Figure contents as structured data:

--------------------------------

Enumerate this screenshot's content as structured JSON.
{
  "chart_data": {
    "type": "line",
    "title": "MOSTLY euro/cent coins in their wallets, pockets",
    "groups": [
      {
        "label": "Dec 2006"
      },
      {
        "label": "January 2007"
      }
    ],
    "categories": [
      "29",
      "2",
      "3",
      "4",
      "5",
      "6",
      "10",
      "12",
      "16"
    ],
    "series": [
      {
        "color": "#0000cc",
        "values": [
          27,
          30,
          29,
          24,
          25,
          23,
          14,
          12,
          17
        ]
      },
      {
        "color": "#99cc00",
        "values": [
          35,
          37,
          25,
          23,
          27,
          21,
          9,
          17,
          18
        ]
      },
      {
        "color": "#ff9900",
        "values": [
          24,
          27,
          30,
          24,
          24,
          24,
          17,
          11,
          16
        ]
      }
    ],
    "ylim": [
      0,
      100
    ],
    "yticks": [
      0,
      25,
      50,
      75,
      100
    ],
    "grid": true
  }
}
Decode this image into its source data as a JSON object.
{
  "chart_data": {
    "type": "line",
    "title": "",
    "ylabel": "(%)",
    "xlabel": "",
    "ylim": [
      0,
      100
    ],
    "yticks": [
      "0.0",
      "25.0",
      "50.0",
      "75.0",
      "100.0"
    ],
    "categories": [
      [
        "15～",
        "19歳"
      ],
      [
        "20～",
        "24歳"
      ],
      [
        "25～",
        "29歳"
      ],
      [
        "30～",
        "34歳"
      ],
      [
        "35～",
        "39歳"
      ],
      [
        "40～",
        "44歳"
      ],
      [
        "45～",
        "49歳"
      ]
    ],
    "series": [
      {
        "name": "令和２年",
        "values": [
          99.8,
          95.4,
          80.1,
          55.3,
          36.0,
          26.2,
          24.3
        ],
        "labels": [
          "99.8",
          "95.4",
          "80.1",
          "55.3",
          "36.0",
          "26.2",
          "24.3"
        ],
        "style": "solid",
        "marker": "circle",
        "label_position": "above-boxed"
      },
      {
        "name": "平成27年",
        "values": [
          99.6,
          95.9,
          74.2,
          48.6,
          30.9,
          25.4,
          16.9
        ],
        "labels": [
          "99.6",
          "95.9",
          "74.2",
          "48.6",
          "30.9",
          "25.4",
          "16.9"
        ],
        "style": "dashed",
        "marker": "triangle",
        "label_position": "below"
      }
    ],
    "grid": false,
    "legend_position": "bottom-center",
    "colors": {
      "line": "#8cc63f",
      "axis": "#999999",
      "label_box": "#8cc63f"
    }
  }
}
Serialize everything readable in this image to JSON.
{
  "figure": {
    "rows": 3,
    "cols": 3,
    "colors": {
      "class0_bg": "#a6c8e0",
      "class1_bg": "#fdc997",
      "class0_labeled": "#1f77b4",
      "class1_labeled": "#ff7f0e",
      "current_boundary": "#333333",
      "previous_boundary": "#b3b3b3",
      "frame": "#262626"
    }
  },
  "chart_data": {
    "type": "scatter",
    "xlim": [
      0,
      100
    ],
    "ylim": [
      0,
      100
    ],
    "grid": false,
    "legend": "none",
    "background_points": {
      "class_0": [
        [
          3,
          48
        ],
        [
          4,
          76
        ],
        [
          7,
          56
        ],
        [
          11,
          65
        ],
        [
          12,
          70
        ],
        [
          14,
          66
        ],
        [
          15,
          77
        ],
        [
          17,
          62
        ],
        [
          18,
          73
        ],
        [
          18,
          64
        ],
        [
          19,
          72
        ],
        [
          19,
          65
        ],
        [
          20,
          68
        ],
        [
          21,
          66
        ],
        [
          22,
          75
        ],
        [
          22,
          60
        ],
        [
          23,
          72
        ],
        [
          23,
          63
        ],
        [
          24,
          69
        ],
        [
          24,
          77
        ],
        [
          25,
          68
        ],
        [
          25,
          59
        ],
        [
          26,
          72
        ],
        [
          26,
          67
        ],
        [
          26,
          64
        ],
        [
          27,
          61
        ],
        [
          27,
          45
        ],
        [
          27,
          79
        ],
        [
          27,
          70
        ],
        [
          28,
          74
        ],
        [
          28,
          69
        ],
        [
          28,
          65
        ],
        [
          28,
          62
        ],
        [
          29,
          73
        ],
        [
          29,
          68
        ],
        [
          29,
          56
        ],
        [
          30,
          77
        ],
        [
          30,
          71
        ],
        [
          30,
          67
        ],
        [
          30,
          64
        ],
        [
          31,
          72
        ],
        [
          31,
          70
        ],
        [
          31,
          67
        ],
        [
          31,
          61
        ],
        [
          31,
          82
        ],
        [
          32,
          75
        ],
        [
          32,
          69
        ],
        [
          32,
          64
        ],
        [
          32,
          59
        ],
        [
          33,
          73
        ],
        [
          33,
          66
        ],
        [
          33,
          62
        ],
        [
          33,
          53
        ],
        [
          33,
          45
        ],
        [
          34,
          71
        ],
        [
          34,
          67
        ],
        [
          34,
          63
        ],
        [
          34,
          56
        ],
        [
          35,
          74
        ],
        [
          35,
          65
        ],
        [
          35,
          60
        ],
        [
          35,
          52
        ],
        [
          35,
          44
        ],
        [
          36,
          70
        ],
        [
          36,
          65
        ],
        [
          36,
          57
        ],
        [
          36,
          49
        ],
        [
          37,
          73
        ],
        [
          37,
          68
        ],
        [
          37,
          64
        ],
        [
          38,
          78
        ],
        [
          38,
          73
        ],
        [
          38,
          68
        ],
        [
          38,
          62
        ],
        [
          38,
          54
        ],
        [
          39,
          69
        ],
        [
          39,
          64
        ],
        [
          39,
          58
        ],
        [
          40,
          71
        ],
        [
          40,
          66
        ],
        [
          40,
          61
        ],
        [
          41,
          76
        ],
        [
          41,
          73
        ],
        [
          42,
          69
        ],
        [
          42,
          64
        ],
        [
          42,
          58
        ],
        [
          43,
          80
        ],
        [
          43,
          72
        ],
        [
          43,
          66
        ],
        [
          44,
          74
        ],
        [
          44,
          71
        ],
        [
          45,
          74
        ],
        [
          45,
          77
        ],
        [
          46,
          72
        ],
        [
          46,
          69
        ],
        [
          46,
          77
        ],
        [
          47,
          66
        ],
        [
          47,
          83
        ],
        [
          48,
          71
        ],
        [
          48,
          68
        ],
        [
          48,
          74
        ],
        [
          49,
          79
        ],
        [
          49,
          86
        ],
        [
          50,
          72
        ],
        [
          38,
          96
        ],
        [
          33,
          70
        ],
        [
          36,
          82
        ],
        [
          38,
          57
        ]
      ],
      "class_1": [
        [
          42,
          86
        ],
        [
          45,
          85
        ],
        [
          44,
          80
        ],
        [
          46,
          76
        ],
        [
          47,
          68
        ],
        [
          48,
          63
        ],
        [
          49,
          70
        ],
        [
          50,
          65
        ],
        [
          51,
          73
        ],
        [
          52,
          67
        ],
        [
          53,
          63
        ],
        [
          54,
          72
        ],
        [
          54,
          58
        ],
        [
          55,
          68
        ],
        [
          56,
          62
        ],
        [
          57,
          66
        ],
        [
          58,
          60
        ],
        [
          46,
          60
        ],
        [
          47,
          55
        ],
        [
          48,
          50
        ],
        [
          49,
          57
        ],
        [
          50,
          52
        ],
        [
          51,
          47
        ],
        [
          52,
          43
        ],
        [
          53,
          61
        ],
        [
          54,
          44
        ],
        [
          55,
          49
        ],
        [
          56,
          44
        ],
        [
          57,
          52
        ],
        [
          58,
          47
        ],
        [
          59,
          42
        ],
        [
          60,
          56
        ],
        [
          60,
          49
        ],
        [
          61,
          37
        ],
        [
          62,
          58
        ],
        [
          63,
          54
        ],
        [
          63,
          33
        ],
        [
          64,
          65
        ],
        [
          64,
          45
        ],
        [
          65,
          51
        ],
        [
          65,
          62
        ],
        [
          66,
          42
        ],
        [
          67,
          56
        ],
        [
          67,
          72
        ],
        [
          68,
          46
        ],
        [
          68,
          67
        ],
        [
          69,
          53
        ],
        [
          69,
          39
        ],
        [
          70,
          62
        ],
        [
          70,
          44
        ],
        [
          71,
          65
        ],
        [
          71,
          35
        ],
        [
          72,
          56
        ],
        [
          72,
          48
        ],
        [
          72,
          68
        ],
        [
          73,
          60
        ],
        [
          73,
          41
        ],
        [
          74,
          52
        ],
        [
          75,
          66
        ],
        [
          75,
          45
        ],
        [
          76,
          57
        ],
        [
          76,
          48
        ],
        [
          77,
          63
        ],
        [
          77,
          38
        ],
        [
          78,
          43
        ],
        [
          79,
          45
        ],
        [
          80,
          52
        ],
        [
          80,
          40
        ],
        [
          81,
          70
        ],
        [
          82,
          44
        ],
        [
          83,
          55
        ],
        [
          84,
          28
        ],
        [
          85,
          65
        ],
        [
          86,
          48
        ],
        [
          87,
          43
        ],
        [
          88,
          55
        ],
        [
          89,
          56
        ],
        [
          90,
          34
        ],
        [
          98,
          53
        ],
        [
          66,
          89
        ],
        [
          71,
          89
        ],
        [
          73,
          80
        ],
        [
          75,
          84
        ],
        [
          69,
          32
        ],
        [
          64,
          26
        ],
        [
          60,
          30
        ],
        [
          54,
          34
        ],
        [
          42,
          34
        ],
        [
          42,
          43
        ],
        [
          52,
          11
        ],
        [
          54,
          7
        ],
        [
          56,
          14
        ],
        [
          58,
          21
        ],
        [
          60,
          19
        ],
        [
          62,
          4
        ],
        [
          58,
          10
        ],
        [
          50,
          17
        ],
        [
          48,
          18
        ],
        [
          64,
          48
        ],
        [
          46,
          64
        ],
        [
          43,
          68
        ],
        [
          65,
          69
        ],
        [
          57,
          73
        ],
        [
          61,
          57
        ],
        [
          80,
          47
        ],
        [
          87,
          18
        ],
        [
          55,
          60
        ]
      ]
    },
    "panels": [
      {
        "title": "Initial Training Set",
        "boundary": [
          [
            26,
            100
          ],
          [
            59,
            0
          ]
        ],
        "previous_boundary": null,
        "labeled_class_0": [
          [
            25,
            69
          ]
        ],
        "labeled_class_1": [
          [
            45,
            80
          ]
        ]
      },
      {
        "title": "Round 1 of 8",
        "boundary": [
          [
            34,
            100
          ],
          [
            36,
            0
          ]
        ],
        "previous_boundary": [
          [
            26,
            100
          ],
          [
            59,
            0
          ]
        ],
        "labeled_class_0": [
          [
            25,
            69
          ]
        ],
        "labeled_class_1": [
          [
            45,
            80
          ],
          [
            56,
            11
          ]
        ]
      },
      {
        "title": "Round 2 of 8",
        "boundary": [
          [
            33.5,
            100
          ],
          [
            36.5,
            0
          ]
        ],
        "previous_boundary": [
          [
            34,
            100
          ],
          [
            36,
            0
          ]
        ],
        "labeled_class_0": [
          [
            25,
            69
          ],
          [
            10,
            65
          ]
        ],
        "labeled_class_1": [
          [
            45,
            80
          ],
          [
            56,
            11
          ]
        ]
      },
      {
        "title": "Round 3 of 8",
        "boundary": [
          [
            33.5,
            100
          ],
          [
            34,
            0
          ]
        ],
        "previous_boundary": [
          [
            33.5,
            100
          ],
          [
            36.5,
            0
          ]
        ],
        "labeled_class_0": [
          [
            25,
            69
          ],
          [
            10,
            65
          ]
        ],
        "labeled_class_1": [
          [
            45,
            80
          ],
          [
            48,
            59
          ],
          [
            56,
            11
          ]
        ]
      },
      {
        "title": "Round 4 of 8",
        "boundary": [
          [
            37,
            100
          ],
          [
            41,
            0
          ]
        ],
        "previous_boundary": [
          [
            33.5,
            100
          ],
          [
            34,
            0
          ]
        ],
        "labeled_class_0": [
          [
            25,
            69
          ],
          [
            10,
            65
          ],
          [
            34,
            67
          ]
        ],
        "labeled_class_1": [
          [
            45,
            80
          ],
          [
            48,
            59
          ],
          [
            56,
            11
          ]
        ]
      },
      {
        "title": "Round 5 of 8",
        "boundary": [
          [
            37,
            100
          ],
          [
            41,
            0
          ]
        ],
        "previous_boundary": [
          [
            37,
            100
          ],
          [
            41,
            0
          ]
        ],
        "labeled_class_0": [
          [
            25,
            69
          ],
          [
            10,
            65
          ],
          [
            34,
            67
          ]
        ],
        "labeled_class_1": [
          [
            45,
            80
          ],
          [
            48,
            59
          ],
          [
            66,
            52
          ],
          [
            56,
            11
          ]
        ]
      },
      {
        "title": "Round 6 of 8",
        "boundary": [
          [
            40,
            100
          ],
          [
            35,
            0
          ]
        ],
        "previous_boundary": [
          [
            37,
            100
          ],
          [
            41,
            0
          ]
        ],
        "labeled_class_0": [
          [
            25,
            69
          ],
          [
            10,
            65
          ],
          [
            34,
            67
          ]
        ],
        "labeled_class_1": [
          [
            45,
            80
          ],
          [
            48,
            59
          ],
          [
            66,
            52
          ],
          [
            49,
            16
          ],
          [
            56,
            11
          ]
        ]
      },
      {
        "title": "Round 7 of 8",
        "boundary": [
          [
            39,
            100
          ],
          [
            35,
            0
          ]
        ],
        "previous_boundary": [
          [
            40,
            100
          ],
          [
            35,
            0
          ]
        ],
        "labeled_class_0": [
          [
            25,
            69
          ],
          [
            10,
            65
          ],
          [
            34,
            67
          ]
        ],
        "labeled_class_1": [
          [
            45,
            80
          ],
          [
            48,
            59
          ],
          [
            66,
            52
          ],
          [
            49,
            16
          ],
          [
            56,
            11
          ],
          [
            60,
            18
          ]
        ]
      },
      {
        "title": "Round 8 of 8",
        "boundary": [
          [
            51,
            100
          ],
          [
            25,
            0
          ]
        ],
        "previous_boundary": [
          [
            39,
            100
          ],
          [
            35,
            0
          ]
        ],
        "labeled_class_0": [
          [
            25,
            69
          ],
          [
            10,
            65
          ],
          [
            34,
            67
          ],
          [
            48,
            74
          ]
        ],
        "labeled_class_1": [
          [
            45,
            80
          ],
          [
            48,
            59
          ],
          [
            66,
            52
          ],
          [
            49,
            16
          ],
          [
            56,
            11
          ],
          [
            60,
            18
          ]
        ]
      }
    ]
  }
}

--------------------------------

▶ **TASK BRIEF**
Search the records for the word "title". Copy every line that has it.

▶ **WRITTEN RESPONSE**
    "title": "MOSTLY euro/cent coins in their wallets, pockets",
    "title": "",
        "title": "Initial Training Set",
        "title": "Round 1 of 8",
        "title": "Round 2 of 8",
        "title": "Round 3 of 8",
        "title": "Round 4 of 8",
        "title": "Round 5 of 8",
        "title": "Round 6 of 8",
        "title": "Round 7 of 8",
        "title": "Round 8 of 8",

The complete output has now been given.